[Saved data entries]
▼▼▼
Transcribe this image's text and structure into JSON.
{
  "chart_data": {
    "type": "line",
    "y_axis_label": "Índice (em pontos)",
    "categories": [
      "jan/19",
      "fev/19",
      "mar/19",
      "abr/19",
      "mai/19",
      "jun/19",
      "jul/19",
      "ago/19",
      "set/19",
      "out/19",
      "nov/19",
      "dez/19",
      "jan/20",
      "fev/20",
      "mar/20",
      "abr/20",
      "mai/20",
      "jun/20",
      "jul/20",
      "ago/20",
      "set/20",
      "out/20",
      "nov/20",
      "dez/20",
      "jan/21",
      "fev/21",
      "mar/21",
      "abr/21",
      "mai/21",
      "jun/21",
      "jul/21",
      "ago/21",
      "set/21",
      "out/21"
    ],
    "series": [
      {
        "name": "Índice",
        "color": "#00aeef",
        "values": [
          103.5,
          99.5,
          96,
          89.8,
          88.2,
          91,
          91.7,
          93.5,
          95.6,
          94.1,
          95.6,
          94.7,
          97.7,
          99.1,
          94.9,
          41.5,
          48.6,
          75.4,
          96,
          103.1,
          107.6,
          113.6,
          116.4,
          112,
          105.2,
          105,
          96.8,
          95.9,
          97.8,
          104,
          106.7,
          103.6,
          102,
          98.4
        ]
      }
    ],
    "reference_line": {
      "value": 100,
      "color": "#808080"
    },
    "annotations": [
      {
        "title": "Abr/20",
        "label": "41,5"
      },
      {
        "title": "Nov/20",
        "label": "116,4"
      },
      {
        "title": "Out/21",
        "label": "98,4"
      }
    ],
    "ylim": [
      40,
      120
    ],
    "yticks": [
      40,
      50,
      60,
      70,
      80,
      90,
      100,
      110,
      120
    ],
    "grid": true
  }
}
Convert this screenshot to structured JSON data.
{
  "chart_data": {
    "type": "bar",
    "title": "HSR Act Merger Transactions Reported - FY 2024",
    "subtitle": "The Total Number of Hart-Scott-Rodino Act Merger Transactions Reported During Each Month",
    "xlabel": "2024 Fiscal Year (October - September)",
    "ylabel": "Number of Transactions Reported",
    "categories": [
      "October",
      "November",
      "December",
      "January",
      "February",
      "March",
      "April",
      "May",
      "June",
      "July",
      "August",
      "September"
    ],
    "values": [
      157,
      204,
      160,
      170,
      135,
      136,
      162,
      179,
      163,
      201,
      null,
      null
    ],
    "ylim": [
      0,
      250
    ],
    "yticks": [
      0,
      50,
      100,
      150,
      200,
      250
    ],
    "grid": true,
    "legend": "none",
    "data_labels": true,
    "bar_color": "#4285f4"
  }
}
▲▲▲
> _What to do_
Identify the lines above with the word "this". Copy them.

> _Full response_
Transcribe this image's text and structure into JSON.
Convert this screenshot to structured JSON data.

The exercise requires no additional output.